Aim of the exercise
Return the records, each one exactly as written.

Collected data:
————

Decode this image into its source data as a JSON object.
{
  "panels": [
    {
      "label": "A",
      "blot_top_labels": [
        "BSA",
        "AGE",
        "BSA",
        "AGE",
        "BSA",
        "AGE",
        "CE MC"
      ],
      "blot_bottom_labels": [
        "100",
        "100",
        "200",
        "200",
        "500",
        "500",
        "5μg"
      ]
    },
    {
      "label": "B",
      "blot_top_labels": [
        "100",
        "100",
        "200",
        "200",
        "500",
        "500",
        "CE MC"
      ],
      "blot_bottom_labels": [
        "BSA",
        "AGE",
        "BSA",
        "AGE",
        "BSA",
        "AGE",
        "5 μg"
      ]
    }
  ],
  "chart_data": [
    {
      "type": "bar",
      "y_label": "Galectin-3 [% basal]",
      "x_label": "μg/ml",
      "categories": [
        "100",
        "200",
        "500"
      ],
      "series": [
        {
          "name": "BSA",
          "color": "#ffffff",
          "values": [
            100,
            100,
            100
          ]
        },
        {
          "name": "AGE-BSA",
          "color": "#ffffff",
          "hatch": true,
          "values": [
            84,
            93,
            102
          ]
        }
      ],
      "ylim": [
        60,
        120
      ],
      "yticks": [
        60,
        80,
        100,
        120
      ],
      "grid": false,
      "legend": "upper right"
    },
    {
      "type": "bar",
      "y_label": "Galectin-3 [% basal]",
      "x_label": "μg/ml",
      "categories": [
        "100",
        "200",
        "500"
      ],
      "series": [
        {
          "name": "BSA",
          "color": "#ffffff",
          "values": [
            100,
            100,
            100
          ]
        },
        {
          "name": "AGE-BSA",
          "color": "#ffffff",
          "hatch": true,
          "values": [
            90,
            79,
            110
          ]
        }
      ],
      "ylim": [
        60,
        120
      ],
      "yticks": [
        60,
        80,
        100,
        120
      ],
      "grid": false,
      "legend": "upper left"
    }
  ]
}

————

The response
Decode this image into its source data as a JSON object.
{
  "panels": [
    {
      "label": "A",
      "blot_top_labels": [
        "BSA",
        "AGE",
        "BSA",
        "AGE",
        "BSA",
        "AGE",
        "CE MC"
      ],
      "blot_bottom_labels": [
        "100",
        "100",
        "200",
        "200",
        "500",
        "500",
        "5μg"
      ]
    },
    {
      "label": "B",
      "blot_top_labels": [
        "100",
        "100",
        "200",
        "200",
        "500",
        "500",
        "CE MC"
      ],
      "blot_bottom_labels": [
        "BSA",
        "AGE",
        "BSA",
        "AGE",
        "BSA",
        "AGE",
        "5 μg"
      ]
    }
  ],
  "chart_data": [
    {
      "type": "bar",
      "y_label": "Galectin-3 [% basal]",
      "x_label": "μg/ml",
      "categories": [
        "100",
        "200",
        "500"
      ],
      "series": [
        {
          "name": "BSA",
          "color": "#ffffff",
          "values": [
            100,
            100,
            100
          ]
        },
        {
          "name": "AGE-BSA",
          "color": "#ffffff",
          "hatch": true,
          "values": [
            84,
            93,
            102
          ]
        }
      ],
      "ylim": [
        60,
        120
      ],
      "yticks": [
        60,
        80,
        100,
        120
      ],
      "grid": false,
      "legend": "upper right"
    },
    {
      "type": "bar",
      "y_label": "Galectin-3 [% basal]",
      "x_label": "μg/ml",
      "categories": [
        "100",
        "200",
        "500"
      ],
      "series": [
        {
          "name": "BSA",
          "color": "#ffffff",
          "values": [
            100,
            100,
            100
          ]
        },
        {
          "name": "AGE-BSA",
          "color": "#ffffff",
          "hatch": true,
          "values": [
            90,
            79,
            110
          ]
        }
      ],
      "ylim": [
        60,
        120
      ],
      "yticks": [
        60,
        80,
        100,
        120
      ],
      "grid": false,
      "legend": "upper left"
    }
  ]
}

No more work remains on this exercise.